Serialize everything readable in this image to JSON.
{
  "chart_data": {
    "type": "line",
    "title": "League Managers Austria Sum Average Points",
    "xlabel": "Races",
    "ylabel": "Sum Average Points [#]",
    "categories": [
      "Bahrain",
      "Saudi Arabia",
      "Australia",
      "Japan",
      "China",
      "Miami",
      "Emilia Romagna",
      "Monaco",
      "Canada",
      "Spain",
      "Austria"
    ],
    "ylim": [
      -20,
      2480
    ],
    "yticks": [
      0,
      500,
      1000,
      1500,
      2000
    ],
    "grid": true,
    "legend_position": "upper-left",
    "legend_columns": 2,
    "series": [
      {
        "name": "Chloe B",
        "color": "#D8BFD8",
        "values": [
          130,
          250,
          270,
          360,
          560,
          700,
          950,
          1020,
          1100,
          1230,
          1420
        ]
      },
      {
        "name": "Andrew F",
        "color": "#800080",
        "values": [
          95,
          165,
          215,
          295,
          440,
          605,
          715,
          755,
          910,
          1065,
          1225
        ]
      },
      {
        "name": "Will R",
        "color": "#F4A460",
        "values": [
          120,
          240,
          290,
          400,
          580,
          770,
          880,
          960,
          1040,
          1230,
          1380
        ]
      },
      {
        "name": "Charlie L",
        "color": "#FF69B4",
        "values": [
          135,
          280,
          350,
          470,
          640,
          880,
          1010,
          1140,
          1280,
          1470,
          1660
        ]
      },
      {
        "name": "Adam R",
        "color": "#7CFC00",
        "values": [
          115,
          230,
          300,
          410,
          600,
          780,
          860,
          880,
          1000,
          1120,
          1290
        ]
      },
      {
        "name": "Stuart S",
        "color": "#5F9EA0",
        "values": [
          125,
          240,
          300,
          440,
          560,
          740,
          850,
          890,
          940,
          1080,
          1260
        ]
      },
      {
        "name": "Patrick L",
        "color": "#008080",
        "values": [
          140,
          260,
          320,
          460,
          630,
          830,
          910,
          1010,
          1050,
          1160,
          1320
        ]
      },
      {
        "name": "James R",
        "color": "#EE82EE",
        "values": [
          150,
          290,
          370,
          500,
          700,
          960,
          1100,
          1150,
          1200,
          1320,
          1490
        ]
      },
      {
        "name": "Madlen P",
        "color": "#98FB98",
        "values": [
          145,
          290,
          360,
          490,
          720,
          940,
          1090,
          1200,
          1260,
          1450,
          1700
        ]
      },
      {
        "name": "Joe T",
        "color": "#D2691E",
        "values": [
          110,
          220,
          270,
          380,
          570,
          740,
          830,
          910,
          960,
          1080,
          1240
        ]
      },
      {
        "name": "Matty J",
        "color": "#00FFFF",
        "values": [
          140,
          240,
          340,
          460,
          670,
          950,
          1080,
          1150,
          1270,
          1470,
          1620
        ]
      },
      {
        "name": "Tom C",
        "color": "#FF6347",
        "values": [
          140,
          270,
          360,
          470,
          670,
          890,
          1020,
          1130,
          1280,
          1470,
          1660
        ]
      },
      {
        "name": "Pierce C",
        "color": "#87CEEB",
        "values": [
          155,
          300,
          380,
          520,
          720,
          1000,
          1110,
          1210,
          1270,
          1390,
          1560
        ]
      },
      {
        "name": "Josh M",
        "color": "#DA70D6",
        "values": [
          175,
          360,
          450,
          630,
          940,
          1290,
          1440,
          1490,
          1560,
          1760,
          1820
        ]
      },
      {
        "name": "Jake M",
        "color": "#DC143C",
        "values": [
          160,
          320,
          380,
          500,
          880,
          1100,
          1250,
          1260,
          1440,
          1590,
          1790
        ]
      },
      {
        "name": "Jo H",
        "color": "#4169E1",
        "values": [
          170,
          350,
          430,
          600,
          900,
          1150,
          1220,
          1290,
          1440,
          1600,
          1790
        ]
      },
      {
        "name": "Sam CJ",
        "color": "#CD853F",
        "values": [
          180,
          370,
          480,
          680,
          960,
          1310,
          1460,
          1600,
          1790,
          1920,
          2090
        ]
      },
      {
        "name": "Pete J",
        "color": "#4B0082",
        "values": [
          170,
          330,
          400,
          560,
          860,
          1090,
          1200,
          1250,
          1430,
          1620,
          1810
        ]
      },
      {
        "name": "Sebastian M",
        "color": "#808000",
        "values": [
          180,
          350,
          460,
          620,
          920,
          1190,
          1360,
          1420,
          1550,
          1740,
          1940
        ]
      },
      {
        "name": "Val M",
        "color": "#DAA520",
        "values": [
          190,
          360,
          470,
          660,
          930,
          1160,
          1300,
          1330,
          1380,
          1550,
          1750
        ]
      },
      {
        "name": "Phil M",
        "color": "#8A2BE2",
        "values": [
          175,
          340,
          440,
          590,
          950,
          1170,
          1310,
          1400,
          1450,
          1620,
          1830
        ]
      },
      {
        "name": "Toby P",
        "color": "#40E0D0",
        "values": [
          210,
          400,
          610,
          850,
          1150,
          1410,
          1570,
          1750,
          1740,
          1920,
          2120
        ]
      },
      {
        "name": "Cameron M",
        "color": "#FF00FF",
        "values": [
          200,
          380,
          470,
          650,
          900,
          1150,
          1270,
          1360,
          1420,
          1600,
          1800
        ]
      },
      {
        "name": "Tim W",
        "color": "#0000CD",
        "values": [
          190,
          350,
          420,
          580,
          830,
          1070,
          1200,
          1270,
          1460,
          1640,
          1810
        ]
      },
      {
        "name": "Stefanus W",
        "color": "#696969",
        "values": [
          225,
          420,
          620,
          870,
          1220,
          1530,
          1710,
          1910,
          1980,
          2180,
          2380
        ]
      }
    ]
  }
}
━━━━━━━━━━━━━━━━━━━━
Aim: Which lines hold the word "Points"? Return all of them from the records above.

Solution for this exercise:
    "title": "League Managers Austria Sum Average Points",
    "ylabel": "Sum Average Points [#]",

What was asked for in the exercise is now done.